**Data provided**
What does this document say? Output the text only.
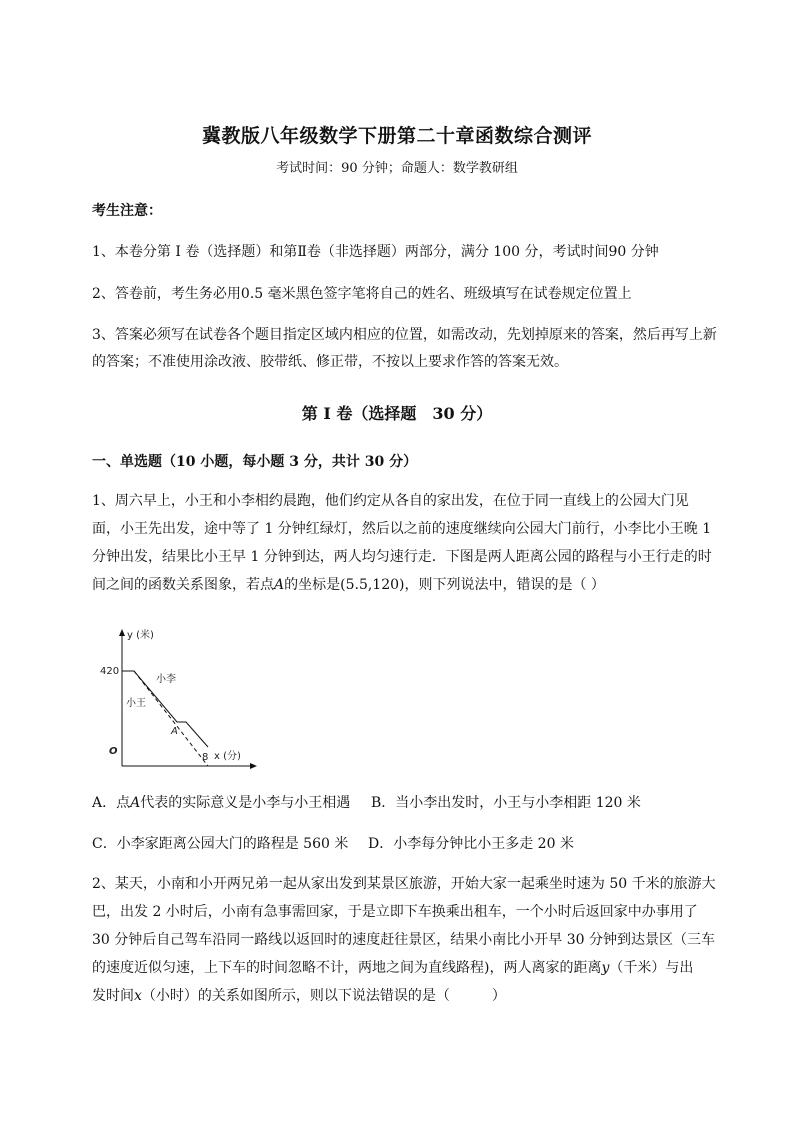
冀教版八年级数学下册第二十章函数综合测评
考试时间：90 分钟；命题人：数学教研组
考生注意：
1、本卷分第 I 卷（选择题）和第Ⅱ卷（非选择题）两部分，满分 100 分，考试时间90 分钟
2、答卷前，考生务必用0.5 毫米黑色签字笔将自己的姓名、班级填写在试卷规定位置上
3、答案必须写在试卷各个题目指定区域内相应的位置，如需改动，先划掉原来的答案，然后再写上新
的答案；不准使用涂改液、胶带纸、修正带，不按以上要求作答的答案无效。
第 I 卷（选择题　30 分）
一、单选题（10 小题，每小题 3 分，共计 30 分）
1、周六早上，小王和小李相约晨跑，他们约定从各自的家出发，在位于同一直线上的公园大门见
面，小王先出发，途中等了 1 分钟红绿灯，然后以之前的速度继续向公园大门前行，小李比小王晚 1
分钟出发，结果比小王早 1 分钟到达，两人均匀速行走．下图是两人距离公园的路程与小王行走的时
间之间的函数关系图象，若点A的坐标是(5.5,120)，则下列说法中，错误的是（ ）
y (米)
x (分)
420
8
O
A
小李
小王
A．点A代表的实际意义是小李与小王相遇 B．当小李出发时，小王与小李相距 120 米
C．小李家距离公园大门的路程是 560 米 D．小李每分钟比小王多走 20 米
2、某天，小南和小开两兄弟一起从家出发到某景区旅游，开始大家一起乘坐时速为 50 千米的旅游大
巴，出发 2 小时后，小南有急事需回家，于是立即下车换乘出租车，一个小时后返回家中办事用了
30 分钟后自己驾车沿同一路线以返回时的速度赶往景区，结果小南比小开早 30 分钟到达景区（三车
的速度近似匀速，上下车的时间忽略不计，两地之间为直线路程)，两人离家的距离y（千米）与出
发时间x（小时）的关系如图所示，则以下说法错误的是（　　　）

**Work to complete**
Leave out the pictures and give the rest of the records again exactly.

**Answer to the task**
What does this document say? Output the text only.
冀教版八年级数学下册第二十章函数综合测评
考试时间：90 分钟；命题人：数学教研组
考生注意：
1、本卷分第 I 卷（选择题）和第Ⅱ卷（非选择题）两部分，满分 100 分，考试时间90 分钟
2、答卷前，考生务必用0.5 毫米黑色签字笔将自己的姓名、班级填写在试卷规定位置上
3、答案必须写在试卷各个题目指定区域内相应的位置，如需改动，先划掉原来的答案，然后再写上新
的答案；不准使用涂改液、胶带纸、修正带，不按以上要求作答的答案无效。
第 I 卷（选择题　30 分）
一、单选题（10 小题，每小题 3 分，共计 30 分）
1、周六早上，小王和小李相约晨跑，他们约定从各自的家出发，在位于同一直线上的公园大门见
面，小王先出发，途中等了 1 分钟红绿灯，然后以之前的速度继续向公园大门前行，小李比小王晚 1
分钟出发，结果比小王早 1 分钟到达，两人均匀速行走．下图是两人距离公园的路程与小王行走的时
间之间的函数关系图象，若点A的坐标是(5.5,120)，则下列说法中，错误的是（ ）
y (米)
x (分)
420
8
O
A
小李
小王
A．点A代表的实际意义是小李与小王相遇 B．当小李出发时，小王与小李相距 120 米
C．小李家距离公园大门的路程是 560 米 D．小李每分钟比小王多走 20 米
2、某天，小南和小开两兄弟一起从家出发到某景区旅游，开始大家一起乘坐时速为 50 千米的旅游大
巴，出发 2 小时后，小南有急事需回家，于是立即下车换乘出租车，一个小时后返回家中办事用了
30 分钟后自己驾车沿同一路线以返回时的速度赶往景区，结果小南比小开早 30 分钟到达景区（三车
的速度近似匀速，上下车的时间忽略不计，两地之间为直线路程)，两人离家的距离y（千米）与出
发时间x（小时）的关系如图所示，则以下说法错误的是（　　　）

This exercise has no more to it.